● **Exercise description**
Repeat the records below exactly, leaving out every picture.
------ Exercise materials
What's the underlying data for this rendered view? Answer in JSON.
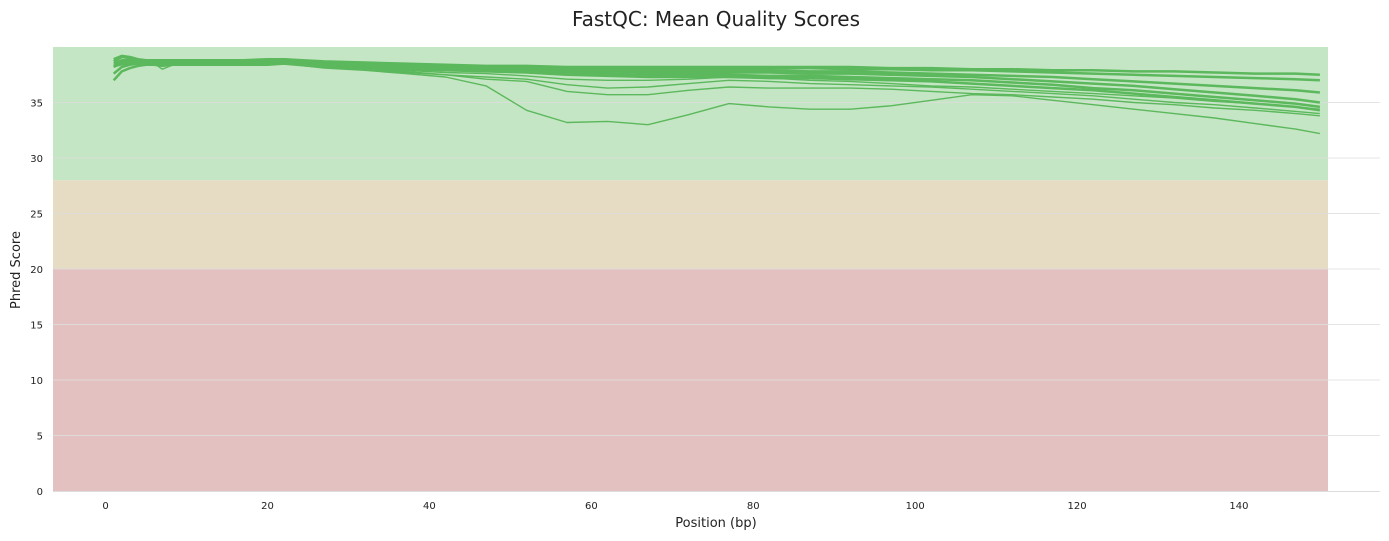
{
  "chart_data": {
    "type": "line",
    "title": "FastQC: Mean Quality Scores",
    "xlabel": "Position (bp)",
    "ylabel": "Phred Score",
    "xlim": [
      -6.5,
      151
    ],
    "ylim": [
      0,
      40
    ],
    "x_ticks": [
      0,
      20,
      40,
      60,
      80,
      100,
      120,
      140
    ],
    "y_ticks": [
      0,
      5,
      10,
      15,
      20,
      25,
      30,
      35
    ],
    "grid": "horizontal",
    "line_color": "#5cb85c",
    "bands": [
      {
        "from": 0,
        "to": 20,
        "color": "#e4c1c1"
      },
      {
        "from": 20,
        "to": 28,
        "color": "#e6dbc3"
      },
      {
        "from": 28,
        "to": 40,
        "color": "#c4e6c4"
      }
    ],
    "x": [
      1,
      2,
      3,
      4,
      5,
      6,
      7,
      8,
      9,
      10,
      12,
      15,
      17,
      20,
      22,
      27,
      32,
      37,
      42,
      47,
      52,
      57,
      62,
      67,
      72,
      77,
      82,
      87,
      92,
      97,
      102,
      107,
      112,
      117,
      122,
      127,
      132,
      137,
      142,
      147,
      150
    ],
    "series": [
      {
        "values": [
          38.9,
          39.2,
          39.1,
          38.9,
          38.8,
          38.8,
          38.8,
          38.8,
          38.8,
          38.8,
          38.8,
          38.8,
          38.8,
          38.9,
          38.9,
          38.7,
          38.6,
          38.5,
          38.4,
          38.3,
          38.3,
          38.2,
          38.2,
          38.2,
          38.2,
          38.2,
          38.2,
          38.2,
          38.2,
          38.1,
          38.1,
          38.0,
          38.0,
          37.9,
          37.9,
          37.8,
          37.8,
          37.7,
          37.6,
          37.6,
          37.5
        ]
      },
      {
        "values": [
          38.7,
          39.1,
          39.0,
          38.8,
          38.7,
          38.7,
          38.7,
          38.7,
          38.7,
          38.7,
          38.7,
          38.7,
          38.7,
          38.8,
          38.9,
          38.6,
          38.5,
          38.4,
          38.3,
          38.2,
          38.2,
          38.1,
          38.1,
          38.1,
          38.1,
          38.1,
          38.1,
          38.1,
          38.0,
          38.0,
          37.9,
          37.9,
          37.8,
          37.7,
          37.6,
          37.5,
          37.4,
          37.3,
          37.2,
          37.1,
          37.0
        ]
      },
      {
        "values": [
          38.5,
          38.8,
          38.8,
          38.7,
          38.6,
          38.6,
          38.6,
          38.6,
          38.6,
          38.7,
          38.7,
          38.7,
          38.7,
          38.7,
          38.8,
          38.5,
          38.4,
          38.3,
          38.2,
          38.1,
          38.0,
          38.0,
          37.9,
          37.9,
          37.9,
          37.9,
          37.9,
          37.8,
          37.8,
          37.7,
          37.6,
          37.5,
          37.4,
          37.3,
          37.1,
          36.9,
          36.7,
          36.5,
          36.3,
          36.1,
          35.9
        ]
      },
      {
        "values": [
          38.2,
          38.6,
          38.7,
          38.6,
          38.6,
          38.6,
          38.6,
          38.6,
          38.6,
          38.6,
          38.6,
          38.6,
          38.6,
          38.6,
          38.7,
          38.4,
          38.3,
          38.2,
          38.1,
          38.0,
          37.9,
          37.8,
          37.8,
          37.7,
          37.7,
          37.7,
          37.7,
          37.6,
          37.6,
          37.5,
          37.4,
          37.3,
          37.1,
          36.9,
          36.7,
          36.5,
          36.2,
          35.9,
          35.6,
          35.3,
          35.0
        ]
      },
      {
        "values": [
          37.6,
          38.2,
          38.4,
          38.5,
          38.5,
          38.5,
          38.5,
          38.5,
          38.5,
          38.5,
          38.5,
          38.5,
          38.5,
          38.5,
          38.6,
          38.3,
          38.2,
          38.1,
          38.0,
          37.9,
          37.8,
          37.7,
          37.6,
          37.5,
          37.5,
          37.5,
          37.4,
          37.4,
          37.3,
          37.2,
          37.1,
          37.0,
          36.8,
          36.6,
          36.3,
          36.1,
          35.8,
          35.5,
          35.2,
          34.9,
          34.6
        ]
      },
      {
        "values": [
          37.0,
          37.8,
          38.1,
          38.3,
          38.4,
          38.4,
          38.3,
          38.4,
          38.4,
          38.4,
          38.4,
          38.4,
          38.4,
          38.4,
          38.5,
          38.2,
          38.1,
          38.0,
          37.9,
          37.8,
          37.7,
          37.5,
          37.4,
          37.3,
          37.3,
          37.3,
          37.2,
          37.2,
          37.1,
          37.0,
          36.9,
          36.7,
          36.5,
          36.3,
          36.1,
          35.8,
          35.5,
          35.2,
          34.9,
          34.6,
          34.3
        ]
      },
      {
        "values": [
          38.4,
          38.6,
          38.6,
          38.6,
          38.6,
          38.5,
          38.0,
          38.3,
          38.5,
          38.6,
          38.6,
          38.6,
          38.6,
          38.6,
          38.7,
          38.3,
          38.1,
          37.9,
          37.7,
          37.6,
          37.4,
          37.1,
          37.0,
          37.0,
          37.1,
          37.3,
          37.2,
          37.0,
          36.9,
          36.7,
          36.5,
          36.4,
          36.2,
          36.0,
          35.8,
          35.6,
          35.4,
          35.1,
          34.9,
          34.6,
          34.4
        ]
      },
      {
        "values": [
          38.3,
          38.5,
          38.6,
          38.6,
          38.6,
          38.6,
          38.6,
          38.6,
          38.6,
          38.6,
          38.6,
          38.6,
          38.6,
          38.6,
          38.6,
          38.2,
          38.0,
          37.7,
          37.5,
          37.3,
          37.1,
          36.6,
          36.3,
          36.4,
          36.7,
          37.0,
          36.9,
          36.7,
          36.6,
          36.5,
          36.4,
          36.2,
          36.0,
          35.8,
          35.6,
          35.3,
          35.0,
          34.8,
          34.5,
          34.2,
          34.0
        ]
      },
      {
        "values": [
          38.3,
          38.5,
          38.6,
          38.6,
          38.6,
          38.6,
          38.6,
          38.6,
          38.6,
          38.6,
          38.6,
          38.6,
          38.6,
          38.6,
          38.6,
          38.2,
          38.0,
          37.8,
          37.5,
          37.1,
          36.9,
          36.0,
          35.7,
          35.7,
          36.1,
          36.4,
          36.3,
          36.3,
          36.3,
          36.2,
          36.0,
          35.8,
          35.7,
          35.5,
          35.3,
          35.0,
          34.8,
          34.5,
          34.3,
          34.0,
          33.8
        ]
      },
      {
        "values": [
          38.2,
          38.4,
          38.5,
          38.5,
          38.5,
          38.5,
          38.5,
          38.5,
          38.5,
          38.5,
          38.5,
          38.5,
          38.5,
          38.5,
          38.5,
          38.1,
          37.9,
          37.6,
          37.3,
          36.5,
          34.3,
          33.2,
          33.3,
          33.0,
          33.9,
          34.9,
          34.6,
          34.4,
          34.4,
          34.7,
          35.2,
          35.7,
          35.6,
          35.2,
          34.8,
          34.4,
          34.0,
          33.6,
          33.1,
          32.6,
          32.2
        ]
      }
    ]
  }
}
------------
● **Exercise output**
What's the underlying data for this rendered view? Answer in JSON.
{
  "chart_data": {
    "type": "line",
    "title": "FastQC: Mean Quality Scores",
    "xlabel": "Position (bp)",
    "ylabel": "Phred Score",
    "xlim": [
      -6.5,
      151
    ],
    "ylim": [
      0,
      40
    ],
    "x_ticks": [
      0,
      20,
      40,
      60,
      80,
      100,
      120,
      140
    ],
    "y_ticks": [
      0,
      5,
      10,
      15,
      20,
      25,
      30,
      35
    ],
    "grid": "horizontal",
    "line_color": "#5cb85c",
    "bands": [
      {
        "from": 0,
        "to": 20,
        "color": "#e4c1c1"
      },
      {
        "from": 20,
        "to": 28,
        "color": "#e6dbc3"
      },
      {
        "from": 28,
        "to": 40,
        "color": "#c4e6c4"
      }
    ],
    "x": [
      1,
      2,
      3,
      4,
      5,
      6,
      7,
      8,
      9,
      10,
      12,
      15,
      17,
      20,
      22,
      27,
      32,
      37,
      42,
      47,
      52,
      57,
      62,
      67,
      72,
      77,
      82,
      87,
      92,
      97,
      102,
      107,
      112,
      117,
      122,
      127,
      132,
      137,
      142,
      147,
      150
    ],
    "series": [
      {
        "values": [
          38.9,
          39.2,
          39.1,
          38.9,
          38.8,
          38.8,
          38.8,
          38.8,
          38.8,
          38.8,
          38.8,
          38.8,
          38.8,
          38.9,
          38.9,
          38.7,
          38.6,
          38.5,
          38.4,
          38.3,
          38.3,
          38.2,
          38.2,
          38.2,
          38.2,
          38.2,
          38.2,
          38.2,
          38.2,
          38.1,
          38.1,
          38.0,
          38.0,
          37.9,
          37.9,
          37.8,
          37.8,
          37.7,
          37.6,
          37.6,
          37.5
        ]
      },
      {
        "values": [
          38.7,
          39.1,
          39.0,
          38.8,
          38.7,
          38.7,
          38.7,
          38.7,
          38.7,
          38.7,
          38.7,
          38.7,
          38.7,
          38.8,
          38.9,
          38.6,
          38.5,
          38.4,
          38.3,
          38.2,
          38.2,
          38.1,
          38.1,
          38.1,
          38.1,
          38.1,
          38.1,
          38.1,
          38.0,
          38.0,
          37.9,
          37.9,
          37.8,
          37.7,
          37.6,
          37.5,
          37.4,
          37.3,
          37.2,
          37.1,
          37.0
        ]
      },
      {
        "values": [
          38.5,
          38.8,
          38.8,
          38.7,
          38.6,
          38.6,
          38.6,
          38.6,
          38.6,
          38.7,
          38.7,
          38.7,
          38.7,
          38.7,
          38.8,
          38.5,
          38.4,
          38.3,
          38.2,
          38.1,
          38.0,
          38.0,
          37.9,
          37.9,
          37.9,
          37.9,
          37.9,
          37.8,
          37.8,
          37.7,
          37.6,
          37.5,
          37.4,
          37.3,
          37.1,
          36.9,
          36.7,
          36.5,
          36.3,
          36.1,
          35.9
        ]
      },
      {
        "values": [
          38.2,
          38.6,
          38.7,
          38.6,
          38.6,
          38.6,
          38.6,
          38.6,
          38.6,
          38.6,
          38.6,
          38.6,
          38.6,
          38.6,
          38.7,
          38.4,
          38.3,
          38.2,
          38.1,
          38.0,
          37.9,
          37.8,
          37.8,
          37.7,
          37.7,
          37.7,
          37.7,
          37.6,
          37.6,
          37.5,
          37.4,
          37.3,
          37.1,
          36.9,
          36.7,
          36.5,
          36.2,
          35.9,
          35.6,
          35.3,
          35.0
        ]
      },
      {
        "values": [
          37.6,
          38.2,
          38.4,
          38.5,
          38.5,
          38.5,
          38.5,
          38.5,
          38.5,
          38.5,
          38.5,
          38.5,
          38.5,
          38.5,
          38.6,
          38.3,
          38.2,
          38.1,
          38.0,
          37.9,
          37.8,
          37.7,
          37.6,
          37.5,
          37.5,
          37.5,
          37.4,
          37.4,
          37.3,
          37.2,
          37.1,
          37.0,
          36.8,
          36.6,
          36.3,
          36.1,
          35.8,
          35.5,
          35.2,
          34.9,
          34.6
        ]
      },
      {
        "values": [
          37.0,
          37.8,
          38.1,
          38.3,
          38.4,
          38.4,
          38.3,
          38.4,
          38.4,
          38.4,
          38.4,
          38.4,
          38.4,
          38.4,
          38.5,
          38.2,
          38.1,
          38.0,
          37.9,
          37.8,
          37.7,
          37.5,
          37.4,
          37.3,
          37.3,
          37.3,
          37.2,
          37.2,
          37.1,
          37.0,
          36.9,
          36.7,
          36.5,
          36.3,
          36.1,
          35.8,
          35.5,
          35.2,
          34.9,
          34.6,
          34.3
        ]
      },
      {
        "values": [
          38.4,
          38.6,
          38.6,
          38.6,
          38.6,
          38.5,
          38.0,
          38.3,
          38.5,
          38.6,
          38.6,
          38.6,
          38.6,
          38.6,
          38.7,
          38.3,
          38.1,
          37.9,
          37.7,
          37.6,
          37.4,
          37.1,
          37.0,
          37.0,
          37.1,
          37.3,
          37.2,
          37.0,
          36.9,
          36.7,
          36.5,
          36.4,
          36.2,
          36.0,
          35.8,
          35.6,
          35.4,
          35.1,
          34.9,
          34.6,
          34.4
        ]
      },
      {
        "values": [
          38.3,
          38.5,
          38.6,
          38.6,
          38.6,
          38.6,
          38.6,
          38.6,
          38.6,
          38.6,
          38.6,
          38.6,
          38.6,
          38.6,
          38.6,
          38.2,
          38.0,
          37.7,
          37.5,
          37.3,
          37.1,
          36.6,
          36.3,
          36.4,
          36.7,
          37.0,
          36.9,
          36.7,
          36.6,
          36.5,
          36.4,
          36.2,
          36.0,
          35.8,
          35.6,
          35.3,
          35.0,
          34.8,
          34.5,
          34.2,
          34.0
        ]
      },
      {
        "values": [
          38.3,
          38.5,
          38.6,
          38.6,
          38.6,
          38.6,
          38.6,
          38.6,
          38.6,
          38.6,
          38.6,
          38.6,
          38.6,
          38.6,
          38.6,
          38.2,
          38.0,
          37.8,
          37.5,
          37.1,
          36.9,
          36.0,
          35.7,
          35.7,
          36.1,
          36.4,
          36.3,
          36.3,
          36.3,
          36.2,
          36.0,
          35.8,
          35.7,
          35.5,
          35.3,
          35.0,
          34.8,
          34.5,
          34.3,
          34.0,
          33.8
        ]
      },
      {
        "values": [
          38.2,
          38.4,
          38.5,
          38.5,
          38.5,
          38.5,
          38.5,
          38.5,
          38.5,
          38.5,
          38.5,
          38.5,
          38.5,
          38.5,
          38.5,
          38.1,
          37.9,
          37.6,
          37.3,
          36.5,
          34.3,
          33.2,
          33.3,
          33.0,
          33.9,
          34.9,
          34.6,
          34.4,
          34.4,
          34.7,
          35.2,
          35.7,
          35.6,
          35.2,
          34.8,
          34.4,
          34.0,
          33.6,
          33.1,
          32.6,
          32.2
        ]
      }
    ]
  }
}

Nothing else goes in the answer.